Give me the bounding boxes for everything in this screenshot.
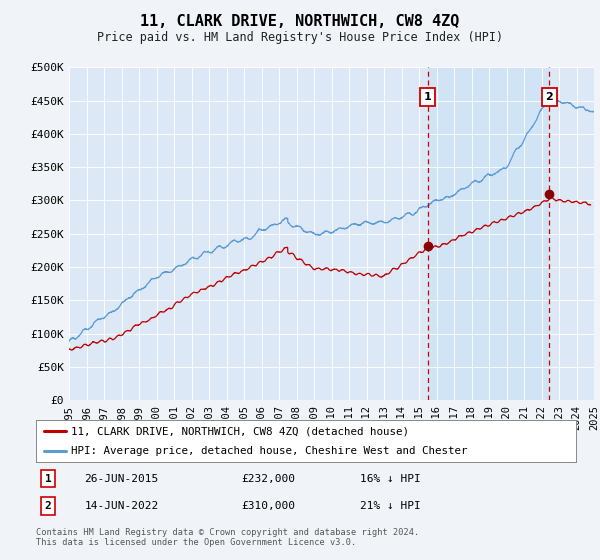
Text: 11, CLARK DRIVE, NORTHWICH, CW8 4ZQ: 11, CLARK DRIVE, NORTHWICH, CW8 4ZQ: [140, 14, 460, 29]
Text: 1: 1: [44, 474, 51, 484]
Text: 26-JUN-2015: 26-JUN-2015: [85, 474, 159, 484]
Text: Price paid vs. HM Land Registry's House Price Index (HPI): Price paid vs. HM Land Registry's House …: [97, 31, 503, 44]
Text: 16% ↓ HPI: 16% ↓ HPI: [360, 474, 421, 484]
Text: 2: 2: [545, 92, 553, 102]
Text: 21% ↓ HPI: 21% ↓ HPI: [360, 501, 421, 511]
Text: Contains HM Land Registry data © Crown copyright and database right 2024.
This d: Contains HM Land Registry data © Crown c…: [36, 528, 419, 547]
Bar: [428, 67, 550, 400]
Text: £232,000: £232,000: [241, 474, 295, 484]
Text: 2: 2: [44, 501, 51, 511]
Text: 14-JUN-2022: 14-JUN-2022: [85, 501, 159, 511]
Text: £310,000: £310,000: [241, 501, 295, 511]
Text: 1: 1: [424, 92, 431, 102]
Text: 11, CLARK DRIVE, NORTHWICH, CW8 4ZQ (detached house): 11, CLARK DRIVE, NORTHWICH, CW8 4ZQ (det…: [71, 426, 409, 436]
Text: HPI: Average price, detached house, Cheshire West and Chester: HPI: Average price, detached house, Ches…: [71, 446, 467, 456]
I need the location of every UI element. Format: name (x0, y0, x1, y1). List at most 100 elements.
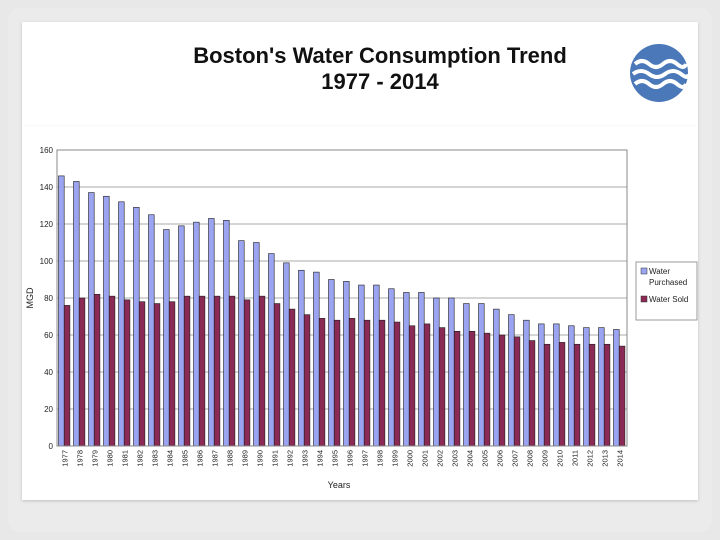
bar-water-sold (483, 332, 491, 447)
x-axis-label: Years (328, 480, 351, 490)
bar-water-purchased (118, 201, 125, 447)
bar-water-sold (408, 325, 416, 447)
x-tick-label: 1986 (196, 450, 205, 467)
y-tick-label: 20 (44, 405, 53, 414)
bar-water-sold (348, 318, 356, 447)
x-tick-label: 1985 (181, 450, 190, 467)
bar-water-sold (198, 295, 206, 447)
x-tick-label: 1990 (256, 450, 265, 467)
bar-water-purchased (328, 279, 335, 447)
x-tick-label: 1982 (136, 450, 145, 467)
x-tick-label: 1983 (151, 450, 160, 467)
bar-water-purchased (88, 192, 95, 447)
bar-water-sold (618, 345, 626, 447)
legend-label-purchased-1: Water (649, 267, 670, 276)
x-tick-label: 2008 (526, 450, 535, 467)
y-tick-label: 120 (40, 220, 54, 229)
bar-water-sold (123, 299, 131, 447)
bar-water-purchased (358, 284, 365, 447)
bar-water-purchased (478, 303, 485, 447)
y-axis-ticks: 0 20 40 60 80 100 120 140 160 (40, 146, 54, 451)
bar-water-purchased (568, 325, 575, 447)
bar-water-sold (78, 297, 86, 447)
bar-water-sold (378, 319, 386, 447)
legend-label-purchased-2: Purchased (649, 278, 687, 287)
x-tick-label: 1998 (376, 450, 385, 467)
x-tick-label: 1984 (166, 450, 175, 467)
bar-water-sold (423, 323, 431, 447)
x-tick-label: 1980 (106, 450, 115, 467)
bar-water-sold (303, 314, 311, 447)
y-tick-label: 160 (40, 146, 54, 155)
bar-water-purchased (133, 207, 140, 447)
bar-water-sold (543, 343, 551, 447)
bar-water-purchased (583, 327, 590, 447)
bar-water-sold (93, 293, 101, 447)
bar-water-purchased (523, 319, 530, 447)
x-tick-label: 1991 (271, 450, 280, 467)
bar-water-purchased (223, 220, 230, 447)
bar-water-sold (603, 343, 611, 447)
bar-water-sold (63, 305, 71, 447)
bar-water-sold (513, 336, 521, 447)
x-tick-label: 2006 (496, 450, 505, 467)
bar-water-purchased (208, 218, 215, 447)
bar-water-purchased (403, 292, 410, 447)
bar-water-purchased (283, 262, 290, 447)
x-tick-label: 1993 (301, 450, 310, 467)
bar-water-purchased (508, 314, 515, 447)
bar-water-sold (243, 299, 251, 447)
x-tick-label: 2002 (436, 450, 445, 467)
x-tick-label: 1997 (361, 450, 370, 467)
bar-water-purchased (298, 269, 305, 447)
bar-water-purchased (238, 240, 245, 447)
plot-area-frame (56, 149, 628, 447)
x-tick-label: 1996 (346, 450, 355, 467)
y-axis-label: MGD (25, 287, 35, 308)
bar-water-purchased (418, 292, 425, 447)
bar-water-sold (393, 321, 401, 447)
bar-water-purchased (388, 288, 395, 447)
x-axis-ticks: 1977 1978 1979 1980 1981 1982 1983 1984 1985 1986… (61, 450, 625, 467)
bar-water-sold (228, 295, 236, 447)
x-tick-label: 2012 (586, 450, 595, 467)
bar-water-sold (183, 295, 191, 447)
x-tick-label: 1979 (91, 450, 100, 467)
bar-water-purchased (103, 195, 110, 447)
bar-water-purchased (373, 284, 380, 447)
x-tick-label: 1978 (76, 450, 85, 467)
title-panel (22, 22, 698, 126)
bar-water-sold (213, 295, 221, 447)
x-tick-label: 2003 (451, 450, 460, 467)
x-tick-label: 2013 (601, 450, 610, 467)
bar-water-purchased (343, 281, 350, 447)
y-tick-label: 80 (44, 294, 53, 303)
bar-water-purchased (253, 242, 260, 447)
legend-label-sold: Water Sold (649, 295, 688, 304)
legend-swatch-sold (640, 295, 648, 303)
x-tick-label: 2000 (406, 450, 415, 467)
bar-water-purchased (463, 303, 470, 447)
y-tick-label: 40 (44, 368, 53, 377)
bar-water-purchased (178, 225, 185, 447)
bar-water-sold (138, 301, 146, 447)
bar-water-sold (573, 343, 581, 447)
bar-water-sold (438, 327, 446, 447)
y-tick-label: 0 (49, 442, 54, 451)
bar-water-purchased (613, 329, 620, 447)
bar-water-purchased (313, 271, 320, 447)
bar-water-sold (558, 342, 566, 447)
bar-water-purchased (448, 297, 455, 447)
bar-water-sold (333, 319, 341, 447)
y-tick-label: 100 (40, 257, 54, 266)
bar-water-sold (468, 330, 476, 447)
bar-water-sold (108, 295, 116, 447)
x-tick-label: 1989 (241, 450, 250, 467)
bar-water-sold (318, 318, 326, 447)
bar-water-purchased (553, 323, 560, 447)
x-tick-label: 1988 (226, 450, 235, 467)
bar-water-sold (588, 343, 596, 447)
bar-water-purchased (598, 327, 605, 447)
y-tick-label: 60 (44, 331, 53, 340)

EXERCISE DESCRIPTION:
Write out every one of the rows above without changing a word, and leave the pictures out.

SOLUTION TO THIS EXERCISE:
Give me the bounding boxes for everything in this screenshot.
Text: 11, CLARK DRIVE, NORTHWICH, CW8 4ZQ: 11, CLARK DRIVE, NORTHWICH, CW8 4ZQ: [140, 14, 460, 29]
Text: 1: 1: [44, 474, 51, 484]
Text: 26-JUN-2015: 26-JUN-2015: [85, 474, 159, 484]
Text: Price paid vs. HM Land Registry's House Price Index (HPI): Price paid vs. HM Land Registry's House …: [97, 31, 503, 44]
Text: 16% ↓ HPI: 16% ↓ HPI: [360, 474, 421, 484]
Text: 2: 2: [545, 92, 553, 102]
Text: 21% ↓ HPI: 21% ↓ HPI: [360, 501, 421, 511]
Text: Contains HM Land Registry data © Crown copyright and database right 2024.
This d: Contains HM Land Registry data © Crown c…: [36, 528, 419, 547]
Bar: [428, 67, 550, 400]
Text: £232,000: £232,000: [241, 474, 295, 484]
Text: 2: 2: [44, 501, 51, 511]
Text: 14-JUN-2022: 14-JUN-2022: [85, 501, 159, 511]
Text: £310,000: £310,000: [241, 501, 295, 511]
Text: 1: 1: [424, 92, 431, 102]
Text: 11, CLARK DRIVE, NORTHWICH, CW8 4ZQ (detached house): 11, CLARK DRIVE, NORTHWICH, CW8 4ZQ (det…: [71, 426, 409, 436]
Text: HPI: Average price, detached house, Cheshire West and Chester: HPI: Average price, detached house, Ches…: [71, 446, 467, 456]
I need the location of every UI element. Format: name (x0, y0, x1, y1). List at most 100 elements.
bar-water-sold (483, 332, 491, 447)
x-axis-label: Years (328, 480, 351, 490)
bar-water-purchased (118, 201, 125, 447)
bar-water-sold (408, 325, 416, 447)
x-tick-label: 1986 (196, 450, 205, 467)
y-tick-label: 20 (44, 405, 53, 414)
bar-water-sold (348, 318, 356, 447)
x-tick-label: 1985 (181, 450, 190, 467)
bar-water-sold (198, 295, 206, 447)
x-tick-label: 1990 (256, 450, 265, 467)
bar-water-purchased (328, 279, 335, 447)
x-tick-label: 1982 (136, 450, 145, 467)
x-tick-label: 1983 (151, 450, 160, 467)
bar-water-purchased (88, 192, 95, 447)
bar-water-sold (618, 345, 626, 447)
legend-label-purchased-1: Water (649, 267, 670, 276)
x-tick-label: 2008 (526, 450, 535, 467)
y-tick-label: 120 (40, 220, 54, 229)
bar-water-sold (123, 299, 131, 447)
bar-water-purchased (358, 284, 365, 447)
bar-water-purchased (478, 303, 485, 447)
y-axis-ticks: 0 20 40 60 80 100 120 140 160 (40, 146, 54, 451)
bar-water-purchased (568, 325, 575, 447)
bar-water-sold (78, 297, 86, 447)
bar-water-sold (378, 319, 386, 447)
legend-label-purchased-2: Purchased (649, 278, 687, 287)
x-tick-label: 1998 (376, 450, 385, 467)
x-tick-label: 1984 (166, 450, 175, 467)
bar-water-sold (423, 323, 431, 447)
x-tick-label: 1980 (106, 450, 115, 467)
bar-water-sold (303, 314, 311, 447)
y-tick-label: 160 (40, 146, 54, 155)
bar-water-purchased (133, 207, 140, 447)
bar-water-sold (543, 343, 551, 447)
bar-water-purchased (583, 327, 590, 447)
bar-water-sold (93, 293, 101, 447)
bar-water-purchased (523, 319, 530, 447)
x-tick-label: 1991 (271, 450, 280, 467)
bar-water-purchased (223, 220, 230, 447)
bar-water-sold (603, 343, 611, 447)
bar-water-sold (63, 305, 71, 447)
bar-water-sold (513, 336, 521, 447)
x-tick-label: 2006 (496, 450, 505, 467)
bar-water-purchased (208, 218, 215, 447)
bar-water-purchased (403, 292, 410, 447)
bar-water-purchased (283, 262, 290, 447)
x-tick-label: 1993 (301, 450, 310, 467)
bar-water-purchased (508, 314, 515, 447)
bar-water-sold (243, 299, 251, 447)
x-tick-label: 2002 (436, 450, 445, 467)
x-tick-label: 1997 (361, 450, 370, 467)
bar-water-purchased (298, 269, 305, 447)
bar-water-purchased (238, 240, 245, 447)
plot-area-frame (56, 149, 628, 447)
x-tick-label: 1996 (346, 450, 355, 467)
y-axis-label: MGD (25, 287, 35, 308)
bar-water-purchased (418, 292, 425, 447)
bar-water-sold (393, 321, 401, 447)
bar-water-purchased (388, 288, 395, 447)
x-axis-ticks: 1977 1978 1979 1980 1981 1982 1983 1984 1985 1986… (61, 450, 625, 467)
bar-water-sold (228, 295, 236, 447)
x-tick-label: 2012 (586, 450, 595, 467)
bar-water-sold (183, 295, 191, 447)
x-tick-label: 1979 (91, 450, 100, 467)
bar-water-purchased (103, 195, 110, 447)
bar-water-purchased (373, 284, 380, 447)
x-tick-label: 1978 (76, 450, 85, 467)
title-panel (22, 22, 698, 126)
bar-water-sold (213, 295, 221, 447)
x-tick-label: 2003 (451, 450, 460, 467)
x-tick-label: 2013 (601, 450, 610, 467)
bar-water-purchased (343, 281, 350, 447)
y-tick-label: 80 (44, 294, 53, 303)
bar-water-purchased (253, 242, 260, 447)
legend-label-sold: Water Sold (649, 295, 688, 304)
legend-swatch-sold (640, 295, 648, 303)
x-tick-label: 2000 (406, 450, 415, 467)
bar-water-purchased (463, 303, 470, 447)
y-tick-label: 40 (44, 368, 53, 377)
bar-water-purchased (178, 225, 185, 447)
bar-water-sold (138, 301, 146, 447)
bar-water-sold (573, 343, 581, 447)
bar-water-sold (438, 327, 446, 447)
y-tick-label: 0 (49, 442, 54, 451)
bar-water-purchased (613, 329, 620, 447)
bar-water-purchased (313, 271, 320, 447)
bar-water-sold (558, 342, 566, 447)
bar-water-purchased (448, 297, 455, 447)
bar-water-sold (333, 319, 341, 447)
y-tick-label: 100 (40, 257, 54, 266)
bar-water-sold (468, 330, 476, 447)
bar-water-sold (108, 295, 116, 447)
x-tick-label: 1989 (241, 450, 250, 467)
bar-water-sold (318, 318, 326, 447)
bar-water-purchased (553, 323, 560, 447)
x-tick-label: 1988 (226, 450, 235, 467)
bar-water-sold (588, 343, 596, 447)
bar-water-purchased (598, 327, 605, 447)
y-tick-label: 60 (44, 331, 53, 340)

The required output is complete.